begin
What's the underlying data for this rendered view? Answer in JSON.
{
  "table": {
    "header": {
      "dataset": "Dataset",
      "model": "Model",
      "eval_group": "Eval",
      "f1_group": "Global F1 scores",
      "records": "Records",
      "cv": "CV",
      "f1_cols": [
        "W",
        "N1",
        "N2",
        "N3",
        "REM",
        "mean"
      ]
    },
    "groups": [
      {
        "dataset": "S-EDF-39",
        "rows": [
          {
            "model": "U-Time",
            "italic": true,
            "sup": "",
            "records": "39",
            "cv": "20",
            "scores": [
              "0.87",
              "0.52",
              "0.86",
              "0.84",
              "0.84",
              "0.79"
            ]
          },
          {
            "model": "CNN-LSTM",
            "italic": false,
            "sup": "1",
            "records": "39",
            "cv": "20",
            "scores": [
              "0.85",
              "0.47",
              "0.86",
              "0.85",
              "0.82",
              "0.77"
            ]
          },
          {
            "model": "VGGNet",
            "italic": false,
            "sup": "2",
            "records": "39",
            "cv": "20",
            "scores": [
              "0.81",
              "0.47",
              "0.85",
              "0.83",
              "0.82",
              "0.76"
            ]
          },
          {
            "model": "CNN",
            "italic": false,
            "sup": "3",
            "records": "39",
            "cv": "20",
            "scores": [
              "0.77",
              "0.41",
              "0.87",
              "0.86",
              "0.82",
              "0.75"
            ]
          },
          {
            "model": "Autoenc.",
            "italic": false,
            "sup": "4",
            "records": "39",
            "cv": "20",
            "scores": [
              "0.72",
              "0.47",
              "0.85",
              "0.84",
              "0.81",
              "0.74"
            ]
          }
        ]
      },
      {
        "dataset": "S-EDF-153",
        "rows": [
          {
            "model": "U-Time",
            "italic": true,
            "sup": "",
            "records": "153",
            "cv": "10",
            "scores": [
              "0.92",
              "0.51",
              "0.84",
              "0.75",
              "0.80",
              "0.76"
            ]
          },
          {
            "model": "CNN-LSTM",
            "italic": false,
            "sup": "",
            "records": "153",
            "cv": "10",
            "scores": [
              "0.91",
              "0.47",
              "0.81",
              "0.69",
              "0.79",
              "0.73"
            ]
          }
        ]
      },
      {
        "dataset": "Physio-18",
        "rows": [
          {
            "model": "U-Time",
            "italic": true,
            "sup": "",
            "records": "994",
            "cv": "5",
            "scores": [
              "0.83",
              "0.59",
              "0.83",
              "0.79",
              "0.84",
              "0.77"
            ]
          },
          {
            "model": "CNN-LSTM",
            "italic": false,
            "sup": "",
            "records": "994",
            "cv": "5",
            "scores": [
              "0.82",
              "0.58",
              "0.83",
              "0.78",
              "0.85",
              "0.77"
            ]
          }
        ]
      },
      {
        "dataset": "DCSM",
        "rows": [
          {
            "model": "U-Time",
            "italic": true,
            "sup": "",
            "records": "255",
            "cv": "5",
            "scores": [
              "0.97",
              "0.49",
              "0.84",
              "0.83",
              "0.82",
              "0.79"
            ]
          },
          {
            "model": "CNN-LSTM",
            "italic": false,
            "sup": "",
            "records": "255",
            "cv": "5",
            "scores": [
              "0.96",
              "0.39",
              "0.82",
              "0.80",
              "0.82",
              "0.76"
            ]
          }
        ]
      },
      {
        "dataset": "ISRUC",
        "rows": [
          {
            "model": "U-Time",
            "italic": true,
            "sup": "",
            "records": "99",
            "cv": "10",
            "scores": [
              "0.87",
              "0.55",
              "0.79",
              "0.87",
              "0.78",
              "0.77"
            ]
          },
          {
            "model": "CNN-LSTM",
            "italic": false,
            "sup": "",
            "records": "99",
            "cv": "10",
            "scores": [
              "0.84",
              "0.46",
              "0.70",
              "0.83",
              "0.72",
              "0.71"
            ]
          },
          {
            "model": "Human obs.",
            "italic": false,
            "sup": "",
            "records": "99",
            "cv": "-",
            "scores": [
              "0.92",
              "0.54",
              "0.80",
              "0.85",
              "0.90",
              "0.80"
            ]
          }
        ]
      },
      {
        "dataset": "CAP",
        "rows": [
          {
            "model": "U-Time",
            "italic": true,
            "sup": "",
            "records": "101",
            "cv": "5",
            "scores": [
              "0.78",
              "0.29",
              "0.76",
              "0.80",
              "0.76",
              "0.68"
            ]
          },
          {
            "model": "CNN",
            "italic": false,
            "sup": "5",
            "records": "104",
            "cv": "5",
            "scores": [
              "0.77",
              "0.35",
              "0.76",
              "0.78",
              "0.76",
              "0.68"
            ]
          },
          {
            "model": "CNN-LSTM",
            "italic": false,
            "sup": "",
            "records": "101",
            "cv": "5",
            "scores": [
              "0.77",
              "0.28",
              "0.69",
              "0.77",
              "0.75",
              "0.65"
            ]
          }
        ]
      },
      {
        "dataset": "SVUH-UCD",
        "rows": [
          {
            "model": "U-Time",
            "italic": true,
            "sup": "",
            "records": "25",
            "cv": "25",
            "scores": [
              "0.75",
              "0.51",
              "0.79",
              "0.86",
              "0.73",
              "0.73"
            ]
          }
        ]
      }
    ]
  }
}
end
▶ **WHAT THIS TASK INVOLVES**
Show each line of the data that contains the string "dataset".

▶ **SOLUTION TO THE PROBLEM**
      "dataset": "Dataset",
        "dataset": "S-EDF-39",
        "dataset": "S-EDF-153",
        "dataset": "Physio-18",
        "dataset": "DCSM",
        "dataset": "ISRUC",
        "dataset": "CAP",
        "dataset": "SVUH-UCD",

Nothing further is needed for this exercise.